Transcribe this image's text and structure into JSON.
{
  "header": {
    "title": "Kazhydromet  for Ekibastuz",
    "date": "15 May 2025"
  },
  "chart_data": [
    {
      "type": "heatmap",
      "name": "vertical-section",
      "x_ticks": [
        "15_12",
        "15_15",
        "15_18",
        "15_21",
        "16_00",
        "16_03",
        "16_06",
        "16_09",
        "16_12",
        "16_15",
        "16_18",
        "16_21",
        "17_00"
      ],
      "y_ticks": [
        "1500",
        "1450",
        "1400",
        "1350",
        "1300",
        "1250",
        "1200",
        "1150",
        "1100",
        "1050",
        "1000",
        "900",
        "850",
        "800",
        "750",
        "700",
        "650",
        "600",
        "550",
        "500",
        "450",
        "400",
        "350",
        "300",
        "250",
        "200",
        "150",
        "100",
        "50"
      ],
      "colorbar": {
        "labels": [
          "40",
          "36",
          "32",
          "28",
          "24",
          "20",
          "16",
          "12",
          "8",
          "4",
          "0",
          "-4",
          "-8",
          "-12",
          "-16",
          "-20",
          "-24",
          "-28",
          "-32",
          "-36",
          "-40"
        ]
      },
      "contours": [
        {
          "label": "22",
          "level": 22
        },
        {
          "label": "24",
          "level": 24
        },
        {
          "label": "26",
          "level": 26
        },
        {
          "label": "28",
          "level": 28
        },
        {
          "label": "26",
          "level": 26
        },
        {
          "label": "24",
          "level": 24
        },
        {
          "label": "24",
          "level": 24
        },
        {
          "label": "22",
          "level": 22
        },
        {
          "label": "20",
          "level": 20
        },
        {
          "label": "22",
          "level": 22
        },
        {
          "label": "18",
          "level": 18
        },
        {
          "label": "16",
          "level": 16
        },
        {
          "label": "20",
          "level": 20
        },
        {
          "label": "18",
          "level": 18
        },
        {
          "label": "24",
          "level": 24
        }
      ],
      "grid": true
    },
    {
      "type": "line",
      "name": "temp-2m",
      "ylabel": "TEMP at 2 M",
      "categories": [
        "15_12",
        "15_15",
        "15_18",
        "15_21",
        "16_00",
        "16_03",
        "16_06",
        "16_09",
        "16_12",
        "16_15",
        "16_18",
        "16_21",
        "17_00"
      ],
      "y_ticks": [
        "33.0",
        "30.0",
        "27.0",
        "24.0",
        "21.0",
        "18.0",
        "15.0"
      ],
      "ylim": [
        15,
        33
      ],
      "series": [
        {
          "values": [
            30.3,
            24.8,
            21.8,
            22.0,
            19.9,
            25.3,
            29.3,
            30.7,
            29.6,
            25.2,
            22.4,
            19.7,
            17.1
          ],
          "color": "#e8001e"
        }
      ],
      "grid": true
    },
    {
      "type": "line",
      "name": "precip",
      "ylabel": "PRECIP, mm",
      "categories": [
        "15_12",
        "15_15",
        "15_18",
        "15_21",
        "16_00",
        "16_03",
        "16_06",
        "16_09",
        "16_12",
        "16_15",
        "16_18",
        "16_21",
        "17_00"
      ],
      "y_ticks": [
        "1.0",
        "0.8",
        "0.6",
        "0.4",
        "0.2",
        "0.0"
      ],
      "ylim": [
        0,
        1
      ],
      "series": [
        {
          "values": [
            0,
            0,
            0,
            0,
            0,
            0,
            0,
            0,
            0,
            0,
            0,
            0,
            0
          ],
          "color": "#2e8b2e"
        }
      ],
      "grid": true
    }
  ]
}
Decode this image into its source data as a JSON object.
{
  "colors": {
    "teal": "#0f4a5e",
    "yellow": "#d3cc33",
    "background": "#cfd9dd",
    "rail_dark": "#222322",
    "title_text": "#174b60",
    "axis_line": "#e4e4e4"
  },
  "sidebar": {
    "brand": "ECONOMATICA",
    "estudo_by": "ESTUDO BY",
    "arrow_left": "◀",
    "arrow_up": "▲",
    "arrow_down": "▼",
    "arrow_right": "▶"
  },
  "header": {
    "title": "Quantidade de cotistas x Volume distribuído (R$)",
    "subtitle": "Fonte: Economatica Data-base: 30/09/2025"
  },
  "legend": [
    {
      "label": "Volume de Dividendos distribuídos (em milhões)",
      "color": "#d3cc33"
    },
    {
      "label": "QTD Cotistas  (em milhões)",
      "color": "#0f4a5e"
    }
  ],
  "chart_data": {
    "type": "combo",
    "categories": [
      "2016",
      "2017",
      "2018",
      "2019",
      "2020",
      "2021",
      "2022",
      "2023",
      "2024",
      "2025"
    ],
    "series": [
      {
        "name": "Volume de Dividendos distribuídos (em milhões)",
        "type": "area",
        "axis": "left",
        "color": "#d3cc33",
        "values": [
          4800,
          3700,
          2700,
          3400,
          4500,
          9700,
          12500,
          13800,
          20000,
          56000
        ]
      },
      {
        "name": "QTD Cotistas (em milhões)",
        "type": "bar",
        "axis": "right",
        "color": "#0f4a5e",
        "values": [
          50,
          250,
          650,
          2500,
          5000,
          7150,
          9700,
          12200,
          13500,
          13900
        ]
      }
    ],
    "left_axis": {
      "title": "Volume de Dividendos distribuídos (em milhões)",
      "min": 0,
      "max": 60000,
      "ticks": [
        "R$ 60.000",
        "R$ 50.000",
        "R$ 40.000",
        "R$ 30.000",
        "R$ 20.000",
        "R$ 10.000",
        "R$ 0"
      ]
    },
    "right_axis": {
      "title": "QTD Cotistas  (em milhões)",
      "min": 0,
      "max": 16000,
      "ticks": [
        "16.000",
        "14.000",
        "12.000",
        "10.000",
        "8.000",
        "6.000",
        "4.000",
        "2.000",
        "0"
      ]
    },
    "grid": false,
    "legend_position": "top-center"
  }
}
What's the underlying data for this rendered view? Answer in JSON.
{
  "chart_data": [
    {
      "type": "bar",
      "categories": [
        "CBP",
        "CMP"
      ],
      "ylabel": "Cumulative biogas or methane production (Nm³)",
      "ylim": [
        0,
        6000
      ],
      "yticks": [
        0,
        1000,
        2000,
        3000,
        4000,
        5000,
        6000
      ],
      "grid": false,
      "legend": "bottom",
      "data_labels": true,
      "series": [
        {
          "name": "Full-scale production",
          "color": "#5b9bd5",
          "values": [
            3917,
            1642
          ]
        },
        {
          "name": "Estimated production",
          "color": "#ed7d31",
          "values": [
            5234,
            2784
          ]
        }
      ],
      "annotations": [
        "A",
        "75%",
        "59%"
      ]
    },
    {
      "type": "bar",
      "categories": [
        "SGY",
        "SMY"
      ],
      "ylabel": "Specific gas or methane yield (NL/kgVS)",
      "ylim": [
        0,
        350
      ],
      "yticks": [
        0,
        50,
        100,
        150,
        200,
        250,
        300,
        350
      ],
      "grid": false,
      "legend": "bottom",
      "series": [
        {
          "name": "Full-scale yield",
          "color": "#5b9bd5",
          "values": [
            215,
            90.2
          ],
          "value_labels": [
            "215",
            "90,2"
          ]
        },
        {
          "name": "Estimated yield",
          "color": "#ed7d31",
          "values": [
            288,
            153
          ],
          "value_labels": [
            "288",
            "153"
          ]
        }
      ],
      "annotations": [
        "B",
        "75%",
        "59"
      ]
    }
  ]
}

**REQUEST**
Repeat the data precisely, reproducing every entry.

**WORKED SOLUTION**
Transcribe this image's text and structure into JSON.
{
  "header": {
    "title": "Kazhydromet  for Ekibastuz",
    "date": "15 May 2025"
  },
  "chart_data": [
    {
      "type": "heatmap",
      "name": "vertical-section",
      "x_ticks": [
        "15_12",
        "15_15",
        "15_18",
        "15_21",
        "16_00",
        "16_03",
        "16_06",
        "16_09",
        "16_12",
        "16_15",
        "16_18",
        "16_21",
        "17_00"
      ],
      "y_ticks": [
        "1500",
        "1450",
        "1400",
        "1350",
        "1300",
        "1250",
        "1200",
        "1150",
        "1100",
        "1050",
        "1000",
        "900",
        "850",
        "800",
        "750",
        "700",
        "650",
        "600",
        "550",
        "500",
        "450",
        "400",
        "350",
        "300",
        "250",
        "200",
        "150",
        "100",
        "50"
      ],
      "colorbar": {
        "labels": [
          "40",
          "36",
          "32",
          "28",
          "24",
          "20",
          "16",
          "12",
          "8",
          "4",
          "0",
          "-4",
          "-8",
          "-12",
          "-16",
          "-20",
          "-24",
          "-28",
          "-32",
          "-36",
          "-40"
        ]
      },
      "contours": [
        {
          "label": "22",
          "level": 22
        },
        {
          "label": "24",
          "level": 24
        },
        {
          "label": "26",
          "level": 26
        },
        {
          "label": "28",
          "level": 28
        },
        {
          "label": "26",
          "level": 26
        },
        {
          "label": "24",
          "level": 24
        },
        {
          "label": "24",
          "level": 24
        },
        {
          "label": "22",
          "level": 22
        },
        {
          "label": "20",
          "level": 20
        },
        {
          "label": "22",
          "level": 22
        },
        {
          "label": "18",
          "level": 18
        },
        {
          "label": "16",
          "level": 16
        },
        {
          "label": "20",
          "level": 20
        },
        {
          "label": "18",
          "level": 18
        },
        {
          "label": "24",
          "level": 24
        }
      ],
      "grid": true
    },
    {
      "type": "line",
      "name": "temp-2m",
      "ylabel": "TEMP at 2 M",
      "categories": [
        "15_12",
        "15_15",
        "15_18",
        "15_21",
        "16_00",
        "16_03",
        "16_06",
        "16_09",
        "16_12",
        "16_15",
        "16_18",
        "16_21",
        "17_00"
      ],
      "y_ticks": [
        "33.0",
        "30.0",
        "27.0",
        "24.0",
        "21.0",
        "18.0",
        "15.0"
      ],
      "ylim": [
        15,
        33
      ],
      "series": [
        {
          "values": [
            30.3,
            24.8,
            21.8,
            22.0,
            19.9,
            25.3,
            29.3,
            30.7,
            29.6,
            25.2,
            22.4,
            19.7,
            17.1
          ],
          "color": "#e8001e"
        }
      ],
      "grid": true
    },
    {
      "type": "line",
      "name": "precip",
      "ylabel": "PRECIP, mm",
      "categories": [
        "15_12",
        "15_15",
        "15_18",
        "15_21",
        "16_00",
        "16_03",
        "16_06",
        "16_09",
        "16_12",
        "16_15",
        "16_18",
        "16_21",
        "17_00"
      ],
      "y_ticks": [
        "1.0",
        "0.8",
        "0.6",
        "0.4",
        "0.2",
        "0.0"
      ],
      "ylim": [
        0,
        1
      ],
      "series": [
        {
          "values": [
            0,
            0,
            0,
            0,
            0,
            0,
            0,
            0,
            0,
            0,
            0,
            0,
            0
          ],
          "color": "#2e8b2e"
        }
      ],
      "grid": true
    }
  ]
}
Decode this image into its source data as a JSON object.
{
  "colors": {
    "teal": "#0f4a5e",
    "yellow": "#d3cc33",
    "background": "#cfd9dd",
    "rail_dark": "#222322",
    "title_text": "#174b60",
    "axis_line": "#e4e4e4"
  },
  "sidebar": {
    "brand": "ECONOMATICA",
    "estudo_by": "ESTUDO BY",
    "arrow_left": "◀",
    "arrow_up": "▲",
    "arrow_down": "▼",
    "arrow_right": "▶"
  },
  "header": {
    "title": "Quantidade de cotistas x Volume distribuído (R$)",
    "subtitle": "Fonte: Economatica Data-base: 30/09/2025"
  },
  "legend": [
    {
      "label": "Volume de Dividendos distribuídos (em milhões)",
      "color": "#d3cc33"
    },
    {
      "label": "QTD Cotistas  (em milhões)",
      "color": "#0f4a5e"
    }
  ],
  "chart_data": {
    "type": "combo",
    "categories": [
      "2016",
      "2017",
      "2018",
      "2019",
      "2020",
      "2021",
      "2022",
      "2023",
      "2024",
      "2025"
    ],
    "series": [
      {
        "name": "Volume de Dividendos distribuídos (em milhões)",
        "type": "area",
        "axis": "left",
        "color": "#d3cc33",
        "values": [
          4800,
          3700,
          2700,
          3400,
          4500,
          9700,
          12500,
          13800,
          20000,
          56000
        ]
      },
      {
        "name": "QTD Cotistas (em milhões)",
        "type": "bar",
        "axis": "right",
        "color": "#0f4a5e",
        "values": [
          50,
          250,
          650,
          2500,
          5000,
          7150,
          9700,
          12200,
          13500,
          13900
        ]
      }
    ],
    "left_axis": {
      "title": "Volume de Dividendos distribuídos (em milhões)",
      "min": 0,
      "max": 60000,
      "ticks": [
        "R$ 60.000",
        "R$ 50.000",
        "R$ 40.000",
        "R$ 30.000",
        "R$ 20.000",
        "R$ 10.000",
        "R$ 0"
      ]
    },
    "right_axis": {
      "title": "QTD Cotistas  (em milhões)",
      "min": 0,
      "max": 16000,
      "ticks": [
        "16.000",
        "14.000",
        "12.000",
        "10.000",
        "8.000",
        "6.000",
        "4.000",
        "2.000",
        "0"
      ]
    },
    "grid": false,
    "legend_position": "top-center"
  }
}
What's the underlying data for this rendered view? Answer in JSON.
{
  "chart_data": [
    {
      "type": "bar",
      "categories": [
        "CBP",
        "CMP"
      ],
      "ylabel": "Cumulative biogas or methane production (Nm³)",
      "ylim": [
        0,
        6000
      ],
      "yticks": [
        0,
        1000,
        2000,
        3000,
        4000,
        5000,
        6000
      ],
      "grid": false,
      "legend": "bottom",
      "data_labels": true,
      "series": [
        {
          "name": "Full-scale production",
          "color": "#5b9bd5",
          "values": [
            3917,
            1642
          ]
        },
        {
          "name": "Estimated production",
          "color": "#ed7d31",
          "values": [
            5234,
            2784
          ]
        }
      ],
      "annotations": [
        "A",
        "75%",
        "59%"
      ]
    },
    {
      "type": "bar",
      "categories": [
        "SGY",
        "SMY"
      ],
      "ylabel": "Specific gas or methane yield (NL/kgVS)",
      "ylim": [
        0,
        350
      ],
      "yticks": [
        0,
        50,
        100,
        150,
        200,
        250,
        300,
        350
      ],
      "grid": false,
      "legend": "bottom",
      "series": [
        {
          "name": "Full-scale yield",
          "color": "#5b9bd5",
          "values": [
            215,
            90.2
          ],
          "value_labels": [
            "215",
            "90,2"
          ]
        },
        {
          "name": "Estimated yield",
          "color": "#ed7d31",
          "values": [
            288,
            153
          ],
          "value_labels": [
            "288",
            "153"
          ]
        }
      ],
      "annotations": [
        "B",
        "75%",
        "59"
      ]
    }
  ]
}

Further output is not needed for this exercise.